- Task 1 -
In the forum thread about boarding horses near Olds, which stable is described as probably the closest to the college?

# Looking For Board In And Around Olds, AB



## horsesRamazing (Jul 25, 2011)

I am moving to olds Alberta from Ontario and planning to bring my horse with me! Yes I am going to the college. I own a 5 year old pinto mare who would be on complete outdoor board. With feeding once or twice a day. Lots of trails or somewhere I can easily ride to for trails would be much appreciated also an indoor riding arena would be a plus but not a must. She is very low maintenance can go in a herd, she's a good girl and doesn't have an aggressive bone in her body. I would be riding her possibly 4-7 a week and would also be willing to work part-time at the barn if available. As I said earlier I'm from Ontario and do not know the area whatsoever so if you have any suggestions please let me know!!! 
Thank You!!


----------



## thetempest89 (Aug 18, 2013)

Eagle Hill. A girl at olds boards at Eagle Hill, it's apparently very nice. That's all I know.

Bahaha. When chore week comes, you won't want to ride.


----------



## albertaeventer (Feb 5, 2013)

There are lots of places to board around Olds. Depends on what you are looking for. If you are wanting an indoor arena there are several, Mane Attraction Stables is probably the closest to the college, there's Eagle Hill, Horse Abode, Wachter Horses (REALLY nice jumper barn), and Vonavet Stables. This page has a few more suggestions as well if you haven't seen it yet: Equine_Program_Information The english instructor Cathy Chalack also has a lovely barn just south of Olds near Carstairs. Two Jack Farm is also in the Carstairs area.

- Task 2 -
Go through the records from their first line down to the line containing "879, 1555, 889)", inclusive, and swap "properties-search-input" for "properties-filter-input". Return only those lines, with nothing else changed.

- Available data -

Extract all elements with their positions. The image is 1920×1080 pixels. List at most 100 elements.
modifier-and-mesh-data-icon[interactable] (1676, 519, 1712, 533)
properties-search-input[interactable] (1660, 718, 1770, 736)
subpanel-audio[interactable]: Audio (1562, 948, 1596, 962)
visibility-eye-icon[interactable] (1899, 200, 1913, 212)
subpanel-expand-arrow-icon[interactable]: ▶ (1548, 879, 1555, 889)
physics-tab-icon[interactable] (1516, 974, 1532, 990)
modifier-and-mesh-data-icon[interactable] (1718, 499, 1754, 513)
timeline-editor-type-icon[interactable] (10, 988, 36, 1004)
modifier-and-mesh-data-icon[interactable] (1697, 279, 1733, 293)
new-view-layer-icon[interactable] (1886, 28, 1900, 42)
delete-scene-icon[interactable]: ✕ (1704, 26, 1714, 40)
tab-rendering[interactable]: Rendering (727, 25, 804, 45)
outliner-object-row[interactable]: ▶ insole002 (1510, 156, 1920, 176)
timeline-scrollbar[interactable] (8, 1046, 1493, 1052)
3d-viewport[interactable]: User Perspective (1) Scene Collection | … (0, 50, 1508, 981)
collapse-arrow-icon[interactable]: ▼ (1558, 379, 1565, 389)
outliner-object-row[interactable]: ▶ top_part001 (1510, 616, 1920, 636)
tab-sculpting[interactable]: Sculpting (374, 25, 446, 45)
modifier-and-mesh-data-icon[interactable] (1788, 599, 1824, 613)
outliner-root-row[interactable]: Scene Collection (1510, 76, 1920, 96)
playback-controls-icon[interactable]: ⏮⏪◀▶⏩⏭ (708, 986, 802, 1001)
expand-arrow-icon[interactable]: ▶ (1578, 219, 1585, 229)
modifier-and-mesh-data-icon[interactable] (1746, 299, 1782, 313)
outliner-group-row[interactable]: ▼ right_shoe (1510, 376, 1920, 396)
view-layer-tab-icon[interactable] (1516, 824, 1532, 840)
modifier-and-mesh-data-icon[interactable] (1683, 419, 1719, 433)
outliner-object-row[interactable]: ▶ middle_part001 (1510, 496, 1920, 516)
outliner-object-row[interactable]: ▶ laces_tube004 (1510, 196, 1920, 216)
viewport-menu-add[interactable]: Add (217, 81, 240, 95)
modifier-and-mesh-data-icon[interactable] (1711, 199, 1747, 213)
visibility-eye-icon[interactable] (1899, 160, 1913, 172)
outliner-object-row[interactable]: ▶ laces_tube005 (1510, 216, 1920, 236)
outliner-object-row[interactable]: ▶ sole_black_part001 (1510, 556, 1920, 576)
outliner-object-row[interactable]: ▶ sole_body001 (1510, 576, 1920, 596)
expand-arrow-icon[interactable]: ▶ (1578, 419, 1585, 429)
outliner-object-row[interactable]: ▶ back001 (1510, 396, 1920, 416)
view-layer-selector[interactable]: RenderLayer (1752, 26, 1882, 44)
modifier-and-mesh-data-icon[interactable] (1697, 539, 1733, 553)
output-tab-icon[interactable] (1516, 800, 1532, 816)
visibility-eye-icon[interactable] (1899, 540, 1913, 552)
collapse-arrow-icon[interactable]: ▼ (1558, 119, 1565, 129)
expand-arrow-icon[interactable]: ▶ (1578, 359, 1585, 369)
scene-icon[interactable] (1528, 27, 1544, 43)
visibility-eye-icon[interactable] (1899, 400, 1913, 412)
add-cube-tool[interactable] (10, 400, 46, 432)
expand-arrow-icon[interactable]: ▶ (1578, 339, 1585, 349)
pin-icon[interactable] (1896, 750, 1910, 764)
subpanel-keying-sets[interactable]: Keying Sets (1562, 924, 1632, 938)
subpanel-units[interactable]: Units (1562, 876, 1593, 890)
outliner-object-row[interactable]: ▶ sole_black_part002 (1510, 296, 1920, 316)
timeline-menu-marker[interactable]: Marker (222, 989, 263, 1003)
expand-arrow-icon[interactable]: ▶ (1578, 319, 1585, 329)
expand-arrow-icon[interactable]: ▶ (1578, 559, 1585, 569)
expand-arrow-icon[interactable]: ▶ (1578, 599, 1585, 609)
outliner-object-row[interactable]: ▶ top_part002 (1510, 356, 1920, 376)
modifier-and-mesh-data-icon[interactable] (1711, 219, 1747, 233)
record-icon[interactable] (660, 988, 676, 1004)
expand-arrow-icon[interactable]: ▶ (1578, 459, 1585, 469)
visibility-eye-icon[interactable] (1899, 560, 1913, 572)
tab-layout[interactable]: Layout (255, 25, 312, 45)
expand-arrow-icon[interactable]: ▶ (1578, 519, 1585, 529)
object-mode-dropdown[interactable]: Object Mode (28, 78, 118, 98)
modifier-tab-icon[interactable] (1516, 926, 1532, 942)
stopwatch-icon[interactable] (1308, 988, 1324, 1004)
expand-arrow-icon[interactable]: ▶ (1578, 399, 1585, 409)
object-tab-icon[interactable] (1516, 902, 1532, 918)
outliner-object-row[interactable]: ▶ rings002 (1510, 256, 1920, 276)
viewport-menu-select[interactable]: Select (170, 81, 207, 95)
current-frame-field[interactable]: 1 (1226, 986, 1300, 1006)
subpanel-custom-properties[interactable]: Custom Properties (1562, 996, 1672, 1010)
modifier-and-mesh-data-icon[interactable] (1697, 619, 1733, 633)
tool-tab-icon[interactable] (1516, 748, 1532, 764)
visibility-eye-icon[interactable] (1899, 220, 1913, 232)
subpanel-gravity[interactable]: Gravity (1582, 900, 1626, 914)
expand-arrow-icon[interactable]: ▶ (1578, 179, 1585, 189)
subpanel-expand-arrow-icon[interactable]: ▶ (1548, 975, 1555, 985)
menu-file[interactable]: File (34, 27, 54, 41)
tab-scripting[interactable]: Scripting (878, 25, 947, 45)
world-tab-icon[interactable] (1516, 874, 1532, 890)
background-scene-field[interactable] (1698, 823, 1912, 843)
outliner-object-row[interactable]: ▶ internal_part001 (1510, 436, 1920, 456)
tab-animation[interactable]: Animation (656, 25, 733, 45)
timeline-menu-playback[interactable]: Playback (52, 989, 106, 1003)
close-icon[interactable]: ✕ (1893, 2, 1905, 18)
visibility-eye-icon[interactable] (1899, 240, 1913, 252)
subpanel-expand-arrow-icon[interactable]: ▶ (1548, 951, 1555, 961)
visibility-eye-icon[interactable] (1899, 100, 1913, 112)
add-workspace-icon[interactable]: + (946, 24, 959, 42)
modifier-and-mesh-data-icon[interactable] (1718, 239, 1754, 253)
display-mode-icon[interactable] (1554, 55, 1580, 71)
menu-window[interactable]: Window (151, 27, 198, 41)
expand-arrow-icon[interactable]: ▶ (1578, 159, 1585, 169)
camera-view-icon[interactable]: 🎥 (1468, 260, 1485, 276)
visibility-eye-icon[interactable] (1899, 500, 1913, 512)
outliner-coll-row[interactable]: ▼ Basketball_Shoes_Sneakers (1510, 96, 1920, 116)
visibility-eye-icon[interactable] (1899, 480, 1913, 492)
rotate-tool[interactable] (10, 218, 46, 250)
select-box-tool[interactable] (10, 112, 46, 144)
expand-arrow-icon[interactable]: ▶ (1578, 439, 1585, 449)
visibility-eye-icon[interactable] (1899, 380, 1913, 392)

- Reply 1 -
Mane Attraction Stables

- Reply 2 -
Extract all elements with their positions. The image is 1920×1080 pixels. List at most 100 elements.
modifier-and-mesh-data-icon[interactable] (1676, 519, 1712, 533)
properties-filter-input[interactable] (1660, 718, 1770, 736)
subpanel-audio[interactable]: Audio (1562, 948, 1596, 962)
visibility-eye-icon[interactable] (1899, 200, 1913, 212)
subpanel-expand-arrow-icon[interactable]: ▶ (1548, 879, 1555, 889)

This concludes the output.